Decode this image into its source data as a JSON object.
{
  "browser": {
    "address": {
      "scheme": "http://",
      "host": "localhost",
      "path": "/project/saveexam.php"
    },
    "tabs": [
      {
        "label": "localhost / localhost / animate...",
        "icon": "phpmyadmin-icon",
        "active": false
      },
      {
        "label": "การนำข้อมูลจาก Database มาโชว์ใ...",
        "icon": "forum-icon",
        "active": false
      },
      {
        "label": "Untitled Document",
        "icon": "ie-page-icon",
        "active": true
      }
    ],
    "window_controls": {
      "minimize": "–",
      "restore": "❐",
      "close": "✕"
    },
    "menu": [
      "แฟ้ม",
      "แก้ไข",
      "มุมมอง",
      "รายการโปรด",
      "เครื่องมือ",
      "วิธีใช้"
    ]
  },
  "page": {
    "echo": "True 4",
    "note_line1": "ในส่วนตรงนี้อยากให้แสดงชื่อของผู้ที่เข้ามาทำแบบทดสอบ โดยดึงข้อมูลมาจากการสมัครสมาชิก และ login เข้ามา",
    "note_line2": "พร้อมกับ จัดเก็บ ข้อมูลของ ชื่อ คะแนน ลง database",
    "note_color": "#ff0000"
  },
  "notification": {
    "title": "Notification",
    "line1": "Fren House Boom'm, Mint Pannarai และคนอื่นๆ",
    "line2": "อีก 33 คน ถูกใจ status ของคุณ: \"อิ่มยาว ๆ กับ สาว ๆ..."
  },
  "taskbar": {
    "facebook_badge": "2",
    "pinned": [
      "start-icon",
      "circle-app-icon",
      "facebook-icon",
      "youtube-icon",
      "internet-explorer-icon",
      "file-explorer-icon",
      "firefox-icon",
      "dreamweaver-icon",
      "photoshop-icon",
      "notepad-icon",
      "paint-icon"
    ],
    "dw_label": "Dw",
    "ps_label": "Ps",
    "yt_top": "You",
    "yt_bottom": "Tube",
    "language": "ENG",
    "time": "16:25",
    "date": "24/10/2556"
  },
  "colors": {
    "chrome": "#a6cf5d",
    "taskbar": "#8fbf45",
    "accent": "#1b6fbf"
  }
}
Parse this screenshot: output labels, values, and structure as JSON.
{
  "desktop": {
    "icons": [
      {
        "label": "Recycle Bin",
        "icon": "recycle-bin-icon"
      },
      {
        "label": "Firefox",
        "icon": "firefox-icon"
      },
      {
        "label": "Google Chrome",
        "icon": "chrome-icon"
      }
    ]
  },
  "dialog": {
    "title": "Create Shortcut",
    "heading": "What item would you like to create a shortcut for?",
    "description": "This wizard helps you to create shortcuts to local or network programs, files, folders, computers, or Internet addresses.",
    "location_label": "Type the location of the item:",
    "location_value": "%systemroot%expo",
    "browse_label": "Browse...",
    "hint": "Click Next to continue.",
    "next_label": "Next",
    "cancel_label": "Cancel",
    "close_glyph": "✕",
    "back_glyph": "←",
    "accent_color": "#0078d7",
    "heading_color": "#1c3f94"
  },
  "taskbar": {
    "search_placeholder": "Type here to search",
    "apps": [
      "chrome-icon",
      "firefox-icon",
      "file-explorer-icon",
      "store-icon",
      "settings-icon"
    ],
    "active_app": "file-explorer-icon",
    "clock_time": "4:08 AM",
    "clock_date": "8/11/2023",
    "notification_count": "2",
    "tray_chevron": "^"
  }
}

• _EXERCISE REQUIREMENTS_
Search the data for the string "JSON" and copy each line where it appears.

• _WRITTEN RESPONSE_
Decode this image into its source data as a JSON object.
Parse this screenshot: output labels, values, and structure as JSON.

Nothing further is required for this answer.